Can you retype every record below exactly as written?

> [DATASET]:
------------

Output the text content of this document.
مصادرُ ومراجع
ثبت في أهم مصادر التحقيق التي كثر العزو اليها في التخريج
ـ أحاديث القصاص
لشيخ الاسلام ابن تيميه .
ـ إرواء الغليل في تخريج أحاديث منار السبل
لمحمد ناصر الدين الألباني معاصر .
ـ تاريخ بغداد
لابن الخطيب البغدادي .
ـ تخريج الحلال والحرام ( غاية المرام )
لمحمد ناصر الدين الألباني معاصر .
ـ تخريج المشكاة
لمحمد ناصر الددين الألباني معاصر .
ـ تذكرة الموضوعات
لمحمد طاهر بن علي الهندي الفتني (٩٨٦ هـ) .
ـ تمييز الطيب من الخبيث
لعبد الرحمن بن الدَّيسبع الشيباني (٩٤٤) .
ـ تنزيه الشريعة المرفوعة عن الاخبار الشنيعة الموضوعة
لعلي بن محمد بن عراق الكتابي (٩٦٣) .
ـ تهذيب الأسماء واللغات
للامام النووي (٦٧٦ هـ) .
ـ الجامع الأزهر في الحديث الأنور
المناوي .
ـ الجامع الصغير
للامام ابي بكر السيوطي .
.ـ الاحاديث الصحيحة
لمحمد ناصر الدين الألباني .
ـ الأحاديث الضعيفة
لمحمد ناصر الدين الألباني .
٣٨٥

------------

> [OUTPUT FOR THIS EXERCISE]:
Output the text content of this document.
مصادرُ ومراجع
ثبت في أهم مصادر التحقيق التي كثر العزو اليها في التخريج
ـ أحاديث القصاص
لشيخ الاسلام ابن تيميه .
ـ إرواء الغليل في تخريج أحاديث منار السبل
لمحمد ناصر الدين الألباني معاصر .
ـ تاريخ بغداد
لابن الخطيب البغدادي .
ـ تخريج الحلال والحرام ( غاية المرام )
لمحمد ناصر الدين الألباني معاصر .
ـ تخريج المشكاة
لمحمد ناصر الددين الألباني معاصر .
ـ تذكرة الموضوعات
لمحمد طاهر بن علي الهندي الفتني (٩٨٦ هـ) .
ـ تمييز الطيب من الخبيث
لعبد الرحمن بن الدَّيسبع الشيباني (٩٤٤) .
ـ تنزيه الشريعة المرفوعة عن الاخبار الشنيعة الموضوعة
لعلي بن محمد بن عراق الكتابي (٩٦٣) .
ـ تهذيب الأسماء واللغات
للامام النووي (٦٧٦ هـ) .
ـ الجامع الأزهر في الحديث الأنور
المناوي .
ـ الجامع الصغير
للامام ابي بكر السيوطي .
.ـ الاحاديث الصحيحة
لمحمد ناصر الدين الألباني .
ـ الأحاديث الضعيفة
لمحمد ناصر الدين الألباني .
٣٨٥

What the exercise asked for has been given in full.